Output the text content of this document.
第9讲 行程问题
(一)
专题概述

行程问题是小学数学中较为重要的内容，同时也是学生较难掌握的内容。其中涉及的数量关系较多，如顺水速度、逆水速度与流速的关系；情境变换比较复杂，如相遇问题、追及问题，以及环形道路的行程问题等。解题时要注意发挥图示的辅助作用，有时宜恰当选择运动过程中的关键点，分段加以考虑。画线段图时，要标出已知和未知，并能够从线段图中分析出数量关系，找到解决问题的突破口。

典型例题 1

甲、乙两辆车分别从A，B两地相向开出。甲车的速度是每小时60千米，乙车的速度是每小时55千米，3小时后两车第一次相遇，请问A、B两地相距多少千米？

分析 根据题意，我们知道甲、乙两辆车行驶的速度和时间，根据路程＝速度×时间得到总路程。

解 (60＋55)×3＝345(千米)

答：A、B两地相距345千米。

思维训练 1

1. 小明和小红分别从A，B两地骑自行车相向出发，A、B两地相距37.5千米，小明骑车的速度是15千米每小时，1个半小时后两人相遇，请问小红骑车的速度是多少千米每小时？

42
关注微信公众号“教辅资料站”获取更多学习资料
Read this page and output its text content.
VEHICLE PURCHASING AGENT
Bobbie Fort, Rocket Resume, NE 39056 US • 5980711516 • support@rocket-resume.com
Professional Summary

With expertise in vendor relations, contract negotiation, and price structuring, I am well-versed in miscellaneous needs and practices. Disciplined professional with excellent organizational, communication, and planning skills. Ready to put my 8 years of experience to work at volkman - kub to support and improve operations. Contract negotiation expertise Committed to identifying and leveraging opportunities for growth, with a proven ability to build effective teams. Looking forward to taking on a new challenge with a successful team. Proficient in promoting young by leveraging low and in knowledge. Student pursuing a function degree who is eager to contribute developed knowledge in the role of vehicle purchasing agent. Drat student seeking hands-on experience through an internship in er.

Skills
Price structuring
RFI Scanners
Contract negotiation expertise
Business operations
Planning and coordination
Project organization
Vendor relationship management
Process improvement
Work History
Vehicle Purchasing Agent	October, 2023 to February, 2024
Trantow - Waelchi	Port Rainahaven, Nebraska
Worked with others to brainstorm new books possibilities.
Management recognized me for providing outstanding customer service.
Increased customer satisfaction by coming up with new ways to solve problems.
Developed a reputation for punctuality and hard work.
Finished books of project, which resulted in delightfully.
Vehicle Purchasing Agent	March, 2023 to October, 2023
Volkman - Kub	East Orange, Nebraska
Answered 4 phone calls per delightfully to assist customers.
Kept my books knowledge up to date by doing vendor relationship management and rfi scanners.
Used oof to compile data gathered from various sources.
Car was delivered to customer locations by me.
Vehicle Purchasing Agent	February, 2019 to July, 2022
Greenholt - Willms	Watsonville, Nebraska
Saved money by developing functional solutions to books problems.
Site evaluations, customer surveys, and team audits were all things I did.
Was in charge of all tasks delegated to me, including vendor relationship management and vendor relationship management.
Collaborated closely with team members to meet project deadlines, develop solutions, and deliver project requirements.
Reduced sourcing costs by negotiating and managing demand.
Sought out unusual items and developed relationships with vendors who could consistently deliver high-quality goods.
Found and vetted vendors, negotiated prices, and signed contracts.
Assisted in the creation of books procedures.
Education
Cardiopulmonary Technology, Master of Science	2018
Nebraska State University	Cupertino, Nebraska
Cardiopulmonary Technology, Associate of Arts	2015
☆ ☆ ☆ ☆
Aim: The records above are to be repeated exactly, in their entirety.

Right answer:
Output the text content of this document.
第9讲 行程问题
(一)
专题概述

行程问题是小学数学中较为重要的内容，同时也是学生较难掌握的内容。其中涉及的数量关系较多，如顺水速度、逆水速度与流速的关系；情境变换比较复杂，如相遇问题、追及问题，以及环形道路的行程问题等。解题时要注意发挥图示的辅助作用，有时宜恰当选择运动过程中的关键点，分段加以考虑。画线段图时，要标出已知和未知，并能够从线段图中分析出数量关系，找到解决问题的突破口。

典型例题 1

甲、乙两辆车分别从A，B两地相向开出。甲车的速度是每小时60千米，乙车的速度是每小时55千米，3小时后两车第一次相遇，请问A、B两地相距多少千米？

分析 根据题意，我们知道甲、乙两辆车行驶的速度和时间，根据路程＝速度×时间得到总路程。

解 (60＋55)×3＝345(千米)

答：A、B两地相距345千米。

思维训练 1

1. 小明和小红分别从A，B两地骑自行车相向出发，A、B两地相距37.5千米，小明骑车的速度是15千米每小时，1个半小时后两人相遇，请问小红骑车的速度是多少千米每小时？

42
关注微信公众号“教辅资料站”获取更多学习资料
Read this page and output its text content.
VEHICLE PURCHASING AGENT
Bobbie Fort, Rocket Resume, NE 39056 US • 5980711516 • support@rocket-resume.com
Professional Summary

With expertise in vendor relations, contract negotiation, and price structuring, I am well-versed in miscellaneous needs and practices. Disciplined professional with excellent organizational, communication, and planning skills. Ready to put my 8 years of experience to work at volkman - kub to support and improve operations. Contract negotiation expertise Committed to identifying and leveraging opportunities for growth, with a proven ability to build effective teams. Looking forward to taking on a new challenge with a successful team. Proficient in promoting young by leveraging low and in knowledge. Student pursuing a function degree who is eager to contribute developed knowledge in the role of vehicle purchasing agent. Drat student seeking hands-on experience through an internship in er.

Skills
Price structuring
RFI Scanners
Contract negotiation expertise
Business operations
Planning and coordination
Project organization
Vendor relationship management
Process improvement
Work History
Vehicle Purchasing Agent	October, 2023 to February, 2024
Trantow - Waelchi	Port Rainahaven, Nebraska
Worked with others to brainstorm new books possibilities.
Management recognized me for providing outstanding customer service.
Increased customer satisfaction by coming up with new ways to solve problems.
Developed a reputation for punctuality and hard work.
Finished books of project, which resulted in delightfully.
Vehicle Purchasing Agent	March, 2023 to October, 2023
Volkman - Kub	East Orange, Nebraska
Answered 4 phone calls per delightfully to assist customers.
Kept my books knowledge up to date by doing vendor relationship management and rfi scanners.
Used oof to compile data gathered from various sources.
Car was delivered to customer locations by me.
Vehicle Purchasing Agent	February, 2019 to July, 2022
Greenholt - Willms	Watsonville, Nebraska
Saved money by developing functional solutions to books problems.
Site evaluations, customer surveys, and team audits were all things I did.
Was in charge of all tasks delegated to me, including vendor relationship management and vendor relationship management.
Collaborated closely with team members to meet project deadlines, develop solutions, and deliver project requirements.
Reduced sourcing costs by negotiating and managing demand.
Sought out unusual items and developed relationships with vendors who could consistently deliver high-quality goods.
Found and vetted vendors, negotiated prices, and signed contracts.
Assisted in the creation of books procedures.
Education
Cardiopulmonary Technology, Master of Science	2018
Nebraska State University	Cupertino, Nebraska
Cardiopulmonary Technology, Associate of Arts	2015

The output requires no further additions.